### TASK
Which lines hold the word "Положению"? Copy each one.

### INPUT RECORDS
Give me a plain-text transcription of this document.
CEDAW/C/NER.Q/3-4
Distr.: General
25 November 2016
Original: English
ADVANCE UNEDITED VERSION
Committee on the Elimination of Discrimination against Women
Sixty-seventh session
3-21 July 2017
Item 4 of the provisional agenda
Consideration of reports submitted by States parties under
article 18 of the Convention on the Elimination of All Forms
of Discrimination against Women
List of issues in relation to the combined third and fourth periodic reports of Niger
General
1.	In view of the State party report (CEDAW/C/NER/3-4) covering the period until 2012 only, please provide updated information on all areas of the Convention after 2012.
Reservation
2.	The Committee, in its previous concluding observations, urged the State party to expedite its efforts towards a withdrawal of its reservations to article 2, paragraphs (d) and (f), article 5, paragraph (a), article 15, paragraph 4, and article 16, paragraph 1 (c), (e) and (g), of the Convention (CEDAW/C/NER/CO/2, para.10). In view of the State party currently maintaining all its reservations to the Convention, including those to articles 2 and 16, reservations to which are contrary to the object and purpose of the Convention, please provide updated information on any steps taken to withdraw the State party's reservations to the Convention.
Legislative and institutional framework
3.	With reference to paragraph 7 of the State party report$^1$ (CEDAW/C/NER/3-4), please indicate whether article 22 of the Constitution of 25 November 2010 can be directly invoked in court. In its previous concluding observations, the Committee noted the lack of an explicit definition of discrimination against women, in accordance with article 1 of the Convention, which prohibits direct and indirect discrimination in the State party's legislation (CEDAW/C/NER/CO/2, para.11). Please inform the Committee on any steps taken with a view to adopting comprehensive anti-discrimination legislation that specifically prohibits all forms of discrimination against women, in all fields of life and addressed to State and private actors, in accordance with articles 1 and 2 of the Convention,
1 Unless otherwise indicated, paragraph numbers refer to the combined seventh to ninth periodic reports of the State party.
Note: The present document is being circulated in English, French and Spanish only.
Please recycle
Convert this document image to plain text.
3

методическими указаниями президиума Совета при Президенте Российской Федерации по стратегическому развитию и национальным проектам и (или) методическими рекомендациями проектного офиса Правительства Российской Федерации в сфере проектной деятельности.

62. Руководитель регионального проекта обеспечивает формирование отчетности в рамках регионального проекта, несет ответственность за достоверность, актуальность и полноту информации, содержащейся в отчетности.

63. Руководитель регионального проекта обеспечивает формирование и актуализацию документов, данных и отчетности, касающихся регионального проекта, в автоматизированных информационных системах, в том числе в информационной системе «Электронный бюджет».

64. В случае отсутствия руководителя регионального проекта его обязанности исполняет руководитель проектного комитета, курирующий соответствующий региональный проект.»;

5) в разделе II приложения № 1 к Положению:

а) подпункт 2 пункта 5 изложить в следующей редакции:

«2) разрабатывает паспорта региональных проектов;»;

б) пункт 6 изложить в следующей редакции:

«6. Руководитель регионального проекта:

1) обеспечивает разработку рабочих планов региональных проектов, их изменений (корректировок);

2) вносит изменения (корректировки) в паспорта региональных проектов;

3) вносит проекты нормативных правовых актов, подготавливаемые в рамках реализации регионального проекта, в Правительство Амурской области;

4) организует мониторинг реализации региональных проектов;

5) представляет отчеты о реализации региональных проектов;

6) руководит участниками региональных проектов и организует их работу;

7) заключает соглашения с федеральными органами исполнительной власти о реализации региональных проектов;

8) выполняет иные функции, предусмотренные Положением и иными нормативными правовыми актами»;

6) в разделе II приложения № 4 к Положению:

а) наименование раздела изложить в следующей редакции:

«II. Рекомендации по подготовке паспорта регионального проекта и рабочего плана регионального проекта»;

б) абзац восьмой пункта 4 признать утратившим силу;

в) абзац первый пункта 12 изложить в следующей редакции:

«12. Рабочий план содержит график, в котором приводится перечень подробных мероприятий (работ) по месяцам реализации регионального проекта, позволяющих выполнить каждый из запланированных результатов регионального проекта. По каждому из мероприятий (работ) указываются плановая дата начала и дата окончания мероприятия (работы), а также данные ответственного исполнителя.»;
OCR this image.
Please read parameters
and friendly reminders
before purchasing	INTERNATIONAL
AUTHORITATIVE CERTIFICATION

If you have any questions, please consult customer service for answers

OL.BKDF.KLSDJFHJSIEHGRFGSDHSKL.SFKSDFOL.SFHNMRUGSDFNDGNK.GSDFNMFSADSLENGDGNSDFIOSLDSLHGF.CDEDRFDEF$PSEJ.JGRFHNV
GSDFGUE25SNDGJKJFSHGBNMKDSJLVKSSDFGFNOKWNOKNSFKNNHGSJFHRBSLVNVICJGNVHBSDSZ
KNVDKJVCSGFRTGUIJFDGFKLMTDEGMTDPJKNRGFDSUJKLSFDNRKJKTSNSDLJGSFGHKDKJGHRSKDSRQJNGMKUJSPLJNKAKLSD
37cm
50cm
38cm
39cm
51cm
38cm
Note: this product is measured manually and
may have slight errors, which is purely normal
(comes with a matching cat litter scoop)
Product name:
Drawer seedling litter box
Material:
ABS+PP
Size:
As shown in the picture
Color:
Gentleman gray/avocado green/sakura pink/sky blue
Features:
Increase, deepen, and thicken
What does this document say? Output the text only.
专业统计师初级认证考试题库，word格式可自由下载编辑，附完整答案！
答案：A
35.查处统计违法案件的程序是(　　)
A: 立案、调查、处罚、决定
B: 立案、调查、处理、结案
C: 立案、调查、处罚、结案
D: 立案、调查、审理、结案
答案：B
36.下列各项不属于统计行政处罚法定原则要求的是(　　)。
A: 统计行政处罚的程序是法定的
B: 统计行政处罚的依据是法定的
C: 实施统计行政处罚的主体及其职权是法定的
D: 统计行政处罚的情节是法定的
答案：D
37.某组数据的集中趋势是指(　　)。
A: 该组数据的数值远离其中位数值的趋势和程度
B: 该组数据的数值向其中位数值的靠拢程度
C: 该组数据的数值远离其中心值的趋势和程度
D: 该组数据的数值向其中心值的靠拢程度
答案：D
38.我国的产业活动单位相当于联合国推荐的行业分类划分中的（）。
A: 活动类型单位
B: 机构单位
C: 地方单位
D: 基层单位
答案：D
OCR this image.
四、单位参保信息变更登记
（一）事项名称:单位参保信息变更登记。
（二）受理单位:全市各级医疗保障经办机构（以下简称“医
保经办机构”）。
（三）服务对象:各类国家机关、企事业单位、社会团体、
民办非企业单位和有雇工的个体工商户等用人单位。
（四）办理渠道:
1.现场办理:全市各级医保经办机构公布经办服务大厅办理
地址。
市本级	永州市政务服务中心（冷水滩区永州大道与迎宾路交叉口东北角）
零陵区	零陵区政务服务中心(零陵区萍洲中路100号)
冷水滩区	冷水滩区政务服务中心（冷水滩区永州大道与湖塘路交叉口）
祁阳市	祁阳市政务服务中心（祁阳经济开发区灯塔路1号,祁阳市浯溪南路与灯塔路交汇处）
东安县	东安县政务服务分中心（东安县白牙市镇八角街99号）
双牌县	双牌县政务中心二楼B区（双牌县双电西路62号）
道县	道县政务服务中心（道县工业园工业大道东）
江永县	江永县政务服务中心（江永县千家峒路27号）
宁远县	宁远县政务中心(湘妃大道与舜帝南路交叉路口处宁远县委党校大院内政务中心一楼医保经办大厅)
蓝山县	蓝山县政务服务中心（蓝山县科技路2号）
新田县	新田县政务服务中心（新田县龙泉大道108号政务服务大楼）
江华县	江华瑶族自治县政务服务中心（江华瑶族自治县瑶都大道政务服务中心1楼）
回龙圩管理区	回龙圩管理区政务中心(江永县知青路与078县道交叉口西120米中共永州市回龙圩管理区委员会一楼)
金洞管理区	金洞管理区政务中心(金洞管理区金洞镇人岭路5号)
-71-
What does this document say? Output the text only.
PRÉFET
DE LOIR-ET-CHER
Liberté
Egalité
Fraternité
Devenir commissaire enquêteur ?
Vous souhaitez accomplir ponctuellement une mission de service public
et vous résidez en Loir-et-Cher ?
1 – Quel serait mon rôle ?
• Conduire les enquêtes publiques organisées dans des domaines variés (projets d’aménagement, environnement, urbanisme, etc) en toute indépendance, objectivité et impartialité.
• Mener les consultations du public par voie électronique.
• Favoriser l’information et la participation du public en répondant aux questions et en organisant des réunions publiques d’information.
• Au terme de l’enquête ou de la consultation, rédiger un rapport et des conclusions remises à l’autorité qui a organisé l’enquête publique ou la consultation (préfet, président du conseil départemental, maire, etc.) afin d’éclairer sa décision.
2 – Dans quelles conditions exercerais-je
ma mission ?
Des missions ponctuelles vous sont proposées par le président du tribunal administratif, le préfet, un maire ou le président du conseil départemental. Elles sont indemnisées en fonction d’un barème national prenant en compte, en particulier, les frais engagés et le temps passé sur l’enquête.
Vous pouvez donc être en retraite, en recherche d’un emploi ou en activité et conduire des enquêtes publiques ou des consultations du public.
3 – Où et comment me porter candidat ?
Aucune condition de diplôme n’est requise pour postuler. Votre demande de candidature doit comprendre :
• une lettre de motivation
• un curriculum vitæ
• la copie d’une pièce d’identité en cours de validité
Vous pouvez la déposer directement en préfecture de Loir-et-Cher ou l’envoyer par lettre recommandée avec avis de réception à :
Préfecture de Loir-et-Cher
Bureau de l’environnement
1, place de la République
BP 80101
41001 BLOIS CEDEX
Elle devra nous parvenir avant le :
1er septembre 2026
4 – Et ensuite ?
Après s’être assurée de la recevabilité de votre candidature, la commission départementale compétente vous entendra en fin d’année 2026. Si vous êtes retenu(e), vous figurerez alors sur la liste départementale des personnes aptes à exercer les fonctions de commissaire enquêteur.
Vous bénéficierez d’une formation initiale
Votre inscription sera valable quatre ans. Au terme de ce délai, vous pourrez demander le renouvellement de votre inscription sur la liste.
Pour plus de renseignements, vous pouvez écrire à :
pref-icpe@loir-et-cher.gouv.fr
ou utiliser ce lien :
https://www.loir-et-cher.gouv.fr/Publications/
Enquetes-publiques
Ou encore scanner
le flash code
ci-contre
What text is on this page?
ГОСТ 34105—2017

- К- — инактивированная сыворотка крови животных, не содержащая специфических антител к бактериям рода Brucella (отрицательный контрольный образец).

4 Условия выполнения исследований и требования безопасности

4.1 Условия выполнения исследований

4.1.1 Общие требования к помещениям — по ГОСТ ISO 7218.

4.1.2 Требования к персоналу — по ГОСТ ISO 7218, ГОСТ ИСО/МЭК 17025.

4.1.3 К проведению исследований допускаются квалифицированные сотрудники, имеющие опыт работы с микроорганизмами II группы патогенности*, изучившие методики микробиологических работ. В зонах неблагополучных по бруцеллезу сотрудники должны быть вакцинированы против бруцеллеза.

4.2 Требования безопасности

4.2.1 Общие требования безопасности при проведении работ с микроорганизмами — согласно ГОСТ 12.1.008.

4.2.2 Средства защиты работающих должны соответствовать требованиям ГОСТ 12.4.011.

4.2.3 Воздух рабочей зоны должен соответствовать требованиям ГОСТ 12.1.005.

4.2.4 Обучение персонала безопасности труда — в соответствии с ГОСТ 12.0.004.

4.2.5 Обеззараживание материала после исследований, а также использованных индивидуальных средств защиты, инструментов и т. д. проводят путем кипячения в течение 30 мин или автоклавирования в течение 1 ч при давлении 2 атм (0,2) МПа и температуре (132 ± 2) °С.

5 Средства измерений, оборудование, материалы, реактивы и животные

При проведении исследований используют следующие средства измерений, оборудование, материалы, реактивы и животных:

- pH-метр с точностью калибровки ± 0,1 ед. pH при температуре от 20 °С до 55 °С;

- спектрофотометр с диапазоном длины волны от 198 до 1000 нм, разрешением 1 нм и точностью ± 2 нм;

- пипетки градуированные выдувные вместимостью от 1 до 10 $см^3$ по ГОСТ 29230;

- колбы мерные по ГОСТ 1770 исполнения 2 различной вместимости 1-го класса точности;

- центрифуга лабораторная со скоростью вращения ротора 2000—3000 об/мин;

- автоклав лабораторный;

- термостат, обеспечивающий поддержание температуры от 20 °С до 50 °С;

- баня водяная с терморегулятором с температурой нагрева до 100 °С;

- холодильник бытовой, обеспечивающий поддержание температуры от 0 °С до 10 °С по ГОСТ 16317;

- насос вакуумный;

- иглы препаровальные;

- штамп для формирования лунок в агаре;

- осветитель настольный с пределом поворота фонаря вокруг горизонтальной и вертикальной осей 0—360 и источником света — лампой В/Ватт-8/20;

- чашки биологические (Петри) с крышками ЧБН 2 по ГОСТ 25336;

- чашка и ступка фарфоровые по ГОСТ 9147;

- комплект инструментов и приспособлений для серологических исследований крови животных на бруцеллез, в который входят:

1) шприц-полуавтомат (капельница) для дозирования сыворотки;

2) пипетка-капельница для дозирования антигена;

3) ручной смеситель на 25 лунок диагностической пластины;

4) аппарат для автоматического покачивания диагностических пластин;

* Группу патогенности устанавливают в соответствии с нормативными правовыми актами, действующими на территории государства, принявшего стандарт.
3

### EXERCISE RESPONSE
5) в разделе II приложения № 1 к Положению:
6) в разделе II приложения № 4 к Положению:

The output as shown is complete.